- **AIM**
The listing below should be written out exactly; please include all of it.
--- Start TASK MATERIAL ---
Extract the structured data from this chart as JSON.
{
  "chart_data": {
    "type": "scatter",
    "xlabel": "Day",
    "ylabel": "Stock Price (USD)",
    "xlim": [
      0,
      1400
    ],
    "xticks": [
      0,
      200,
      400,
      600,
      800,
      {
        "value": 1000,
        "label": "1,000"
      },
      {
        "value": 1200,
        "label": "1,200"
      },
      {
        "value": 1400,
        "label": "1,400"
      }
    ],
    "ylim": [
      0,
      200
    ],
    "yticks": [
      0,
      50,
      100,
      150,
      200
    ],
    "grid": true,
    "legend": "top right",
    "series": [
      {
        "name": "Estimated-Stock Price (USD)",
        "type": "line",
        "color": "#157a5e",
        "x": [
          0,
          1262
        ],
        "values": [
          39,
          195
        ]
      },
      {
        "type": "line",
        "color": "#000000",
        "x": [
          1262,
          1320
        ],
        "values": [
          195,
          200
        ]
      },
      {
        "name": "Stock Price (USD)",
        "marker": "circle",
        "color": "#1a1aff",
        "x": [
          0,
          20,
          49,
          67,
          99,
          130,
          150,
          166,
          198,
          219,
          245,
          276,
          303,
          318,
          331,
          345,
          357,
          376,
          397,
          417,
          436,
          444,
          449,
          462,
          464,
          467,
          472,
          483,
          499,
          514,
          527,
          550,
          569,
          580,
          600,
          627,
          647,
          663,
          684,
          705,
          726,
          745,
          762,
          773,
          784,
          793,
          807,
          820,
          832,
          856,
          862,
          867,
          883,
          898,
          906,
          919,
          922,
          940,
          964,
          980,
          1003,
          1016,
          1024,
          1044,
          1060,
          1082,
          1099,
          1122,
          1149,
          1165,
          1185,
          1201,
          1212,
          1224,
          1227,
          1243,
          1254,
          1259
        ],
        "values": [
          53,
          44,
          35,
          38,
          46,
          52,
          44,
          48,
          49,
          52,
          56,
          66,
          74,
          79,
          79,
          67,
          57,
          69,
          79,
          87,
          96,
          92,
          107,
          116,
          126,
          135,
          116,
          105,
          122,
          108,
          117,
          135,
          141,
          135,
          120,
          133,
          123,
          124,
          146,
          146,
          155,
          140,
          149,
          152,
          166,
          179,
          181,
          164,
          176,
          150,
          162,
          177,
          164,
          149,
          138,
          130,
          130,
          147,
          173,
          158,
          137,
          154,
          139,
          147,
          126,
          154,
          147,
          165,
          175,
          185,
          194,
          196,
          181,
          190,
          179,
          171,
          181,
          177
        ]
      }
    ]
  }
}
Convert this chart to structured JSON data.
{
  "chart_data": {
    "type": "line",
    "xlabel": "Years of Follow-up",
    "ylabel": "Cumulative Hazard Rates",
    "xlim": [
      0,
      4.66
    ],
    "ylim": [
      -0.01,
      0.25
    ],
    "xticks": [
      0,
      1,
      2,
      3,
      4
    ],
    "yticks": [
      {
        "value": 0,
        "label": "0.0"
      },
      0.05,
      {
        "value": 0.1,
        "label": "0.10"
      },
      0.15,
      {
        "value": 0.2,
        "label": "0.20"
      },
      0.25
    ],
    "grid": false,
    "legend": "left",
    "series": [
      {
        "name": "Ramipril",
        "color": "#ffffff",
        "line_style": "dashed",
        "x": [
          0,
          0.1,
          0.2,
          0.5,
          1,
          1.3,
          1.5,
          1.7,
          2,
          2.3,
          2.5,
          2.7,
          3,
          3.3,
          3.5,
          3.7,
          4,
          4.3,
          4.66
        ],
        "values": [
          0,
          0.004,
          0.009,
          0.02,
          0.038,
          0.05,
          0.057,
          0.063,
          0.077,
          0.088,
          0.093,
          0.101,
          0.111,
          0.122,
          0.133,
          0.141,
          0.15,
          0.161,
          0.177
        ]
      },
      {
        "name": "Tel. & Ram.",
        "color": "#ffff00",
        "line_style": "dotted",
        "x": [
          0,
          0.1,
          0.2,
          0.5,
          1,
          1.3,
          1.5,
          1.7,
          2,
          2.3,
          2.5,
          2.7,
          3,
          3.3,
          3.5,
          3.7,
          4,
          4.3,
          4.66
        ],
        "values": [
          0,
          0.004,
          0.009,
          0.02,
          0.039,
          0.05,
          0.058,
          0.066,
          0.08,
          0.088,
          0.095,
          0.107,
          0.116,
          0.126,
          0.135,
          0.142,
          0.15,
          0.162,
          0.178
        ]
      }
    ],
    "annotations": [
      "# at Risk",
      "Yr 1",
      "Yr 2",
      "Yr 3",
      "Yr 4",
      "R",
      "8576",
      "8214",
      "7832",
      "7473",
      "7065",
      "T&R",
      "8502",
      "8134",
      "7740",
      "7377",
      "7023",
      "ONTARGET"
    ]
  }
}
--- End TASK MATERIAL ---
- **THE RESPONSE**
Extract the structured data from this chart as JSON.
{
  "chart_data": {
    "type": "scatter",
    "xlabel": "Day",
    "ylabel": "Stock Price (USD)",
    "xlim": [
      0,
      1400
    ],
    "xticks": [
      0,
      200,
      400,
      600,
      800,
      {
        "value": 1000,
        "label": "1,000"
      },
      {
        "value": 1200,
        "label": "1,200"
      },
      {
        "value": 1400,
        "label": "1,400"
      }
    ],
    "ylim": [
      0,
      200
    ],
    "yticks": [
      0,
      50,
      100,
      150,
      200
    ],
    "grid": true,
    "legend": "top right",
    "series": [
      {
        "name": "Estimated-Stock Price (USD)",
        "type": "line",
        "color": "#157a5e",
        "x": [
          0,
          1262
        ],
        "values": [
          39,
          195
        ]
      },
      {
        "type": "line",
        "color": "#000000",
        "x": [
          1262,
          1320
        ],
        "values": [
          195,
          200
        ]
      },
      {
        "name": "Stock Price (USD)",
        "marker": "circle",
        "color": "#1a1aff",
        "x": [
          0,
          20,
          49,
          67,
          99,
          130,
          150,
          166,
          198,
          219,
          245,
          276,
          303,
          318,
          331,
          345,
          357,
          376,
          397,
          417,
          436,
          444,
          449,
          462,
          464,
          467,
          472,
          483,
          499,
          514,
          527,
          550,
          569,
          580,
          600,
          627,
          647,
          663,
          684,
          705,
          726,
          745,
          762,
          773,
          784,
          793,
          807,
          820,
          832,
          856,
          862,
          867,
          883,
          898,
          906,
          919,
          922,
          940,
          964,
          980,
          1003,
          1016,
          1024,
          1044,
          1060,
          1082,
          1099,
          1122,
          1149,
          1165,
          1185,
          1201,
          1212,
          1224,
          1227,
          1243,
          1254,
          1259
        ],
        "values": [
          53,
          44,
          35,
          38,
          46,
          52,
          44,
          48,
          49,
          52,
          56,
          66,
          74,
          79,
          79,
          67,
          57,
          69,
          79,
          87,
          96,
          92,
          107,
          116,
          126,
          135,
          116,
          105,
          122,
          108,
          117,
          135,
          141,
          135,
          120,
          133,
          123,
          124,
          146,
          146,
          155,
          140,
          149,
          152,
          166,
          179,
          181,
          164,
          176,
          150,
          162,
          177,
          164,
          149,
          138,
          130,
          130,
          147,
          173,
          158,
          137,
          154,
          139,
          147,
          126,
          154,
          147,
          165,
          175,
          185,
          194,
          196,
          181,
          190,
          179,
          171,
          181,
          177
        ]
      }
    ]
  }
}
Convert this chart to structured JSON data.
{
  "chart_data": {
    "type": "line",
    "xlabel": "Years of Follow-up",
    "ylabel": "Cumulative Hazard Rates",
    "xlim": [
      0,
      4.66
    ],
    "ylim": [
      -0.01,
      0.25
    ],
    "xticks": [
      0,
      1,
      2,
      3,
      4
    ],
    "yticks": [
      {
        "value": 0,
        "label": "0.0"
      },
      0.05,
      {
        "value": 0.1,
        "label": "0.10"
      },
      0.15,
      {
        "value": 0.2,
        "label": "0.20"
      },
      0.25
    ],
    "grid": false,
    "legend": "left",
    "series": [
      {
        "name": "Ramipril",
        "color": "#ffffff",
        "line_style": "dashed",
        "x": [
          0,
          0.1,
          0.2,
          0.5,
          1,
          1.3,
          1.5,
          1.7,
          2,
          2.3,
          2.5,
          2.7,
          3,
          3.3,
          3.5,
          3.7,
          4,
          4.3,
          4.66
        ],
        "values": [
          0,
          0.004,
          0.009,
          0.02,
          0.038,
          0.05,
          0.057,
          0.063,
          0.077,
          0.088,
          0.093,
          0.101,
          0.111,
          0.122,
          0.133,
          0.141,
          0.15,
          0.161,
          0.177
        ]
      },
      {
        "name": "Tel. & Ram.",
        "color": "#ffff00",
        "line_style": "dotted",
        "x": [
          0,
          0.1,
          0.2,
          0.5,
          1,
          1.3,
          1.5,
          1.7,
          2,
          2.3,
          2.5,
          2.7,
          3,
          3.3,
          3.5,
          3.7,
          4,
          4.3,
          4.66
        ],
        "values": [
          0,
          0.004,
          0.009,
          0.02,
          0.039,
          0.05,
          0.058,
          0.066,
          0.08,
          0.088,
          0.095,
          0.107,
          0.116,
          0.126,
          0.135,
          0.142,
          0.15,
          0.162,
          0.178
        ]
      }
    ],
    "annotations": [
      "# at Risk",
      "Yr 1",
      "Yr 2",
      "Yr 3",
      "Yr 4",
      "R",
      "8576",
      "8214",
      "7832",
      "7473",
      "7065",
      "T&R",
      "8502",
      "8134",
      "7740",
      "7377",
      "7023",
      "ONTARGET"
    ]
  }
}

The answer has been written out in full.